◆ The exercise
Track down each line that has the word "text" and copy it.

◆ Supplied material
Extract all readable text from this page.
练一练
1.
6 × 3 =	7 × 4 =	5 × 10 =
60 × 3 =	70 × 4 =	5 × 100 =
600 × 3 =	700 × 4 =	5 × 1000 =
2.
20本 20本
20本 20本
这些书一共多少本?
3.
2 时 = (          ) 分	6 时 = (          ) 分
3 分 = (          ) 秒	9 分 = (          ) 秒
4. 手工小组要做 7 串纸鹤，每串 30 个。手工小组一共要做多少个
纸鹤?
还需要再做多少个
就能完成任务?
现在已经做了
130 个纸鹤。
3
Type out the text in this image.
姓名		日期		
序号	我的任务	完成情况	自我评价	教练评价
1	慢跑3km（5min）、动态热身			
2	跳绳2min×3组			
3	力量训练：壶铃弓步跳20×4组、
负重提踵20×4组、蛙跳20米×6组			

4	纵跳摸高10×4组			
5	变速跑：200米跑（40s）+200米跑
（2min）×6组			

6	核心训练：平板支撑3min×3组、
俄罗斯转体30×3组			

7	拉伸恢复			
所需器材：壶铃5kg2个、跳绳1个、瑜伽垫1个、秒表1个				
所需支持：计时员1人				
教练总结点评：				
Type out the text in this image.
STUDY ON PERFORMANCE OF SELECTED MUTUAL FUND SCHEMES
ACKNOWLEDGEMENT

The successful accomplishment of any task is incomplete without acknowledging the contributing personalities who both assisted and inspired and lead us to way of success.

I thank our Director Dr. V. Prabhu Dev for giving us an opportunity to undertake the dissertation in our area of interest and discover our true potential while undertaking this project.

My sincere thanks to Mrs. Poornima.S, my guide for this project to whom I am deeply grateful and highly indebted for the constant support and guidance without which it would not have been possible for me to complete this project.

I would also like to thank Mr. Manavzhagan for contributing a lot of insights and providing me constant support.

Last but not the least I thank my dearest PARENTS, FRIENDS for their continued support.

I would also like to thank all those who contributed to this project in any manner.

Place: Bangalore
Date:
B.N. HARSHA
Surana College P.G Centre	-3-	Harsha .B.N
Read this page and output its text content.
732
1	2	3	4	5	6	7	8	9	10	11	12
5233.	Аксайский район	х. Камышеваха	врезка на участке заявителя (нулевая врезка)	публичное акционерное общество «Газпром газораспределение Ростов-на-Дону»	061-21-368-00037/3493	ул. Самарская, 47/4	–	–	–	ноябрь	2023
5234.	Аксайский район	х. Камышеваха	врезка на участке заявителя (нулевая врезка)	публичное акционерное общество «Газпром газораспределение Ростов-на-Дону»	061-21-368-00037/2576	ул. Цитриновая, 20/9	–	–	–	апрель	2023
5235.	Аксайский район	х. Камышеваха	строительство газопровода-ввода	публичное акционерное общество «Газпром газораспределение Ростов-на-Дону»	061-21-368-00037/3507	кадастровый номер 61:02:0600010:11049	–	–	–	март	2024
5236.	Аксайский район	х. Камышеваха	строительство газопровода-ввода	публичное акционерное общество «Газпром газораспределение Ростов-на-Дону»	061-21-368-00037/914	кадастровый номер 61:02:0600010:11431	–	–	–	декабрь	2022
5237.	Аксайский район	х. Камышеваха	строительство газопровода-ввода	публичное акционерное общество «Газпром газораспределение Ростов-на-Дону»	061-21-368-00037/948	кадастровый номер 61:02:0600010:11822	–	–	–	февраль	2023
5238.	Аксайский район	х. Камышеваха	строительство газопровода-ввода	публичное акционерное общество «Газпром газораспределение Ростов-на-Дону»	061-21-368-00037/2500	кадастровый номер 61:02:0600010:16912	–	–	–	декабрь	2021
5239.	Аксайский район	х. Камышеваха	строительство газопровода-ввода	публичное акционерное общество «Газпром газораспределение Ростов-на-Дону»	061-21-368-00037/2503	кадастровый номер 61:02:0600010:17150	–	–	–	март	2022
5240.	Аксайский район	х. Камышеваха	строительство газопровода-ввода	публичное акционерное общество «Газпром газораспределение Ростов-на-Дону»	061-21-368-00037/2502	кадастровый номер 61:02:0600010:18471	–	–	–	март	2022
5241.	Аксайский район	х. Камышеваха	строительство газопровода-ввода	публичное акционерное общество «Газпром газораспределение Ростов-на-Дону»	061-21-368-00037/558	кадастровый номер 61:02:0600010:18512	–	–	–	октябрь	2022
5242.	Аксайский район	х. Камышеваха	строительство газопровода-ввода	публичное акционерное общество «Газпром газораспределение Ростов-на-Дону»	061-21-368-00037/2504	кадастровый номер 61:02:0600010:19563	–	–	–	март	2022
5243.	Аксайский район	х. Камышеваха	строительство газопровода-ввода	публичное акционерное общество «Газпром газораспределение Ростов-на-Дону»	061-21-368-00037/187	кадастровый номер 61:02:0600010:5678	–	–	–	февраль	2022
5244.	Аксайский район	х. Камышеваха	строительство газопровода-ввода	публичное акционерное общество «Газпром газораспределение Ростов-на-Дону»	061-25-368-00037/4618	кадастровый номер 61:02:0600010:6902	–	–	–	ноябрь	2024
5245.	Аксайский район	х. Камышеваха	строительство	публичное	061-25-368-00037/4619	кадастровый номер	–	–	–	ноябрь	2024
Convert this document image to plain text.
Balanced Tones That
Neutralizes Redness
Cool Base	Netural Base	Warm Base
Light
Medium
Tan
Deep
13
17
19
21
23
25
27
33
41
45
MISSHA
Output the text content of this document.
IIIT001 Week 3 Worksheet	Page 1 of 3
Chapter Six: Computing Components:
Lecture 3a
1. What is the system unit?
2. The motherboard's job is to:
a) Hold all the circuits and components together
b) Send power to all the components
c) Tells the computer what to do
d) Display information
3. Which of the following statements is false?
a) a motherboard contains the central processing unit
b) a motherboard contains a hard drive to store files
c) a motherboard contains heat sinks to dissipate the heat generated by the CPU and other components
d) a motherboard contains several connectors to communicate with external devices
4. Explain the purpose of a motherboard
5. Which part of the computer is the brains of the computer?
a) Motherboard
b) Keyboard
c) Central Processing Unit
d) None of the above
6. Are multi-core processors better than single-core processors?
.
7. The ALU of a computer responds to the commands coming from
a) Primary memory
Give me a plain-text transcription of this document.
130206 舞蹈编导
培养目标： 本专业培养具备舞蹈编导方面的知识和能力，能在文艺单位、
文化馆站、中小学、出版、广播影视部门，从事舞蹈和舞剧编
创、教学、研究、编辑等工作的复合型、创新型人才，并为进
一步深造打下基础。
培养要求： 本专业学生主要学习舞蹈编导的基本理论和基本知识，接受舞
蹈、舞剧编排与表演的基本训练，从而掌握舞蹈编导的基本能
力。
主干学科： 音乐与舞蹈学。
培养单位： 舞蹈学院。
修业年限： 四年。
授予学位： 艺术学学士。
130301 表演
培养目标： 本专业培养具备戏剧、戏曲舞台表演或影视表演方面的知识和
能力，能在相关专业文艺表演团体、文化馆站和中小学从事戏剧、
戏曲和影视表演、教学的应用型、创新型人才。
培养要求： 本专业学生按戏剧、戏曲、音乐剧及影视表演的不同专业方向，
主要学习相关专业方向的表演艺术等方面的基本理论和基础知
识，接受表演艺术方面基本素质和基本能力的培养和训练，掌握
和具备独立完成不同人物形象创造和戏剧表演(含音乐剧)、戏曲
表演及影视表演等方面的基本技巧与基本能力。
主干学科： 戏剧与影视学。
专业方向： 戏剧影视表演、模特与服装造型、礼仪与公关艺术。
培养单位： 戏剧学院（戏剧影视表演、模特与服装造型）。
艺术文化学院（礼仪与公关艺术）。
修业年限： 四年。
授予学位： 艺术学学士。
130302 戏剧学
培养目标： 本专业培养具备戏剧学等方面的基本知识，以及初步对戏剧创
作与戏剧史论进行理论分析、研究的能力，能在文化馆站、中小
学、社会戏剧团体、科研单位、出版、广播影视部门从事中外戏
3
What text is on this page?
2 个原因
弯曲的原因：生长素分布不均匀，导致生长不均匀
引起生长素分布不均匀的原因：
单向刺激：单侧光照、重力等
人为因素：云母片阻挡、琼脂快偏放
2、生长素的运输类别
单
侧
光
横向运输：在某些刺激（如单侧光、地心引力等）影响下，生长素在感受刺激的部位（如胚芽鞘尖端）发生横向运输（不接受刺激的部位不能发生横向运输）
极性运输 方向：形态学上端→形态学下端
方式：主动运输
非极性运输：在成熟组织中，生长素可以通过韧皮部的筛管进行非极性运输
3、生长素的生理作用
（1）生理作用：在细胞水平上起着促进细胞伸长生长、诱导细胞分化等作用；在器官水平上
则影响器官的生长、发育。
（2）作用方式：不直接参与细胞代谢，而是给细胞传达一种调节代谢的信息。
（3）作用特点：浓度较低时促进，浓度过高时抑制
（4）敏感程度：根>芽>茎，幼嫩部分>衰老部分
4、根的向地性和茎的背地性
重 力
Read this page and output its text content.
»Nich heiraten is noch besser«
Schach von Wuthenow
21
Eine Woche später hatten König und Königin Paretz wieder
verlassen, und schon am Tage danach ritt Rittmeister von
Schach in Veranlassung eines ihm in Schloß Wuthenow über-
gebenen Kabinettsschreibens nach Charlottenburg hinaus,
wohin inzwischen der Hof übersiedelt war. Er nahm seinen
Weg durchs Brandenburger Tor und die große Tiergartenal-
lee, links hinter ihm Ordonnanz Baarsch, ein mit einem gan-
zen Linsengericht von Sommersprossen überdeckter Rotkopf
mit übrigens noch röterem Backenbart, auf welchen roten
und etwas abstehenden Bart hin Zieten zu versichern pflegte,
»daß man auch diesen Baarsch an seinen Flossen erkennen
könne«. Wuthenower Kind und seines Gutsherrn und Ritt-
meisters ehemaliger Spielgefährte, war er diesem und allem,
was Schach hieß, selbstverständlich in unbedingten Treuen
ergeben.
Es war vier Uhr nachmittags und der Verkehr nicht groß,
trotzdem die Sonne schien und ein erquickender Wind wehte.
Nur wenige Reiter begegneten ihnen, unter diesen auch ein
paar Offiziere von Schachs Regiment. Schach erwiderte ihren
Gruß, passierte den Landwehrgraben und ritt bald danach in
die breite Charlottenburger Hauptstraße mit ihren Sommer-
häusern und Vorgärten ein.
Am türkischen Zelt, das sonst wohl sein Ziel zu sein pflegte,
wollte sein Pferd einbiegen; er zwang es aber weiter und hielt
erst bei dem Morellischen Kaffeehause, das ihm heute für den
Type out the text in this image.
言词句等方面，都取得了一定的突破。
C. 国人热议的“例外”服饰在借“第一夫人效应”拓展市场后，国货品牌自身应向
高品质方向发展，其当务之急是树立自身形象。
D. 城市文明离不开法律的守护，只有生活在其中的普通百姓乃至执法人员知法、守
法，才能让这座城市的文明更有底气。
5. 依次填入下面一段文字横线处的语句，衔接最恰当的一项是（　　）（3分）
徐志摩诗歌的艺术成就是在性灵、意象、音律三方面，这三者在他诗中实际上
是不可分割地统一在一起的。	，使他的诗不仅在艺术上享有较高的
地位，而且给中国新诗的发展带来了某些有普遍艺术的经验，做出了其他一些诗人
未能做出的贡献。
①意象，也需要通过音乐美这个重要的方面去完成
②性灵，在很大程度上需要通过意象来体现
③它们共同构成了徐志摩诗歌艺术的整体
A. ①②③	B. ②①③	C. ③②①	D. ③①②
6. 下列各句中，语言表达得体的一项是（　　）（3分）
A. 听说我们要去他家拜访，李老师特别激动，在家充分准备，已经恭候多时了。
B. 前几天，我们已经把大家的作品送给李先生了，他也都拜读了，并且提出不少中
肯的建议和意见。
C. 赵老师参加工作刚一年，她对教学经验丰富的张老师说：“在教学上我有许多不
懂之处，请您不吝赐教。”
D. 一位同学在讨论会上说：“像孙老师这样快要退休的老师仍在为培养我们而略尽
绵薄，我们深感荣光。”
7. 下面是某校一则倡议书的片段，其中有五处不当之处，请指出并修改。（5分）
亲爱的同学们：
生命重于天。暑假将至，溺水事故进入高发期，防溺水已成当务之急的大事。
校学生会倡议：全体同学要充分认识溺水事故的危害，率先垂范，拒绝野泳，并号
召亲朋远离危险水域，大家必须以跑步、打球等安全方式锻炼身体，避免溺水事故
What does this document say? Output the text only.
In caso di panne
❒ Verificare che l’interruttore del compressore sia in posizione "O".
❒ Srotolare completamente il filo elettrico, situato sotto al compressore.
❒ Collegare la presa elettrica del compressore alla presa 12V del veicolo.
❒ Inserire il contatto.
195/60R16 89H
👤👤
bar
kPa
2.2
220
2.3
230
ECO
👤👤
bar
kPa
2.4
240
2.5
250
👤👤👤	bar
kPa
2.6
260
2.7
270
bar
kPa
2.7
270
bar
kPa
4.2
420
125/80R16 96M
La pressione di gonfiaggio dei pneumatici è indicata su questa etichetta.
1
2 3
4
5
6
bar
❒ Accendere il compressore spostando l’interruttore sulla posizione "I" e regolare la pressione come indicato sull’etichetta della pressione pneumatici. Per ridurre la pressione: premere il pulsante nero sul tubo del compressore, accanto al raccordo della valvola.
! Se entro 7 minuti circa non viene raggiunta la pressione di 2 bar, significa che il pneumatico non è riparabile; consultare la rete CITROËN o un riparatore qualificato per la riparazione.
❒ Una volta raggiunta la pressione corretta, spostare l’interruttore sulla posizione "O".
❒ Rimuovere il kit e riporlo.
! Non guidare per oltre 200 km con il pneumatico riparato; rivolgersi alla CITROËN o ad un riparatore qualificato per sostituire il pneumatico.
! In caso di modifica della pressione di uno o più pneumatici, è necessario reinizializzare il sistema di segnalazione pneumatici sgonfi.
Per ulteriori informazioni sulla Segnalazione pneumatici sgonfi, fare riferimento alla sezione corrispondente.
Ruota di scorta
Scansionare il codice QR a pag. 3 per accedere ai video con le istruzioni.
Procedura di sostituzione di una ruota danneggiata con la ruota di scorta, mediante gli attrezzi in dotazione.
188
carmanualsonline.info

◆ The reply
Extract all readable text from this page.
Type out the text in this image.
Type out the text in this image.
Read this page and output its text content.
Convert this document image to plain text.
Output the text content of this document.
Give me a plain-text transcription of this document.
What text is on this page?
Read this page and output its text content.
Type out the text in this image.
What does this document say? Output the text only.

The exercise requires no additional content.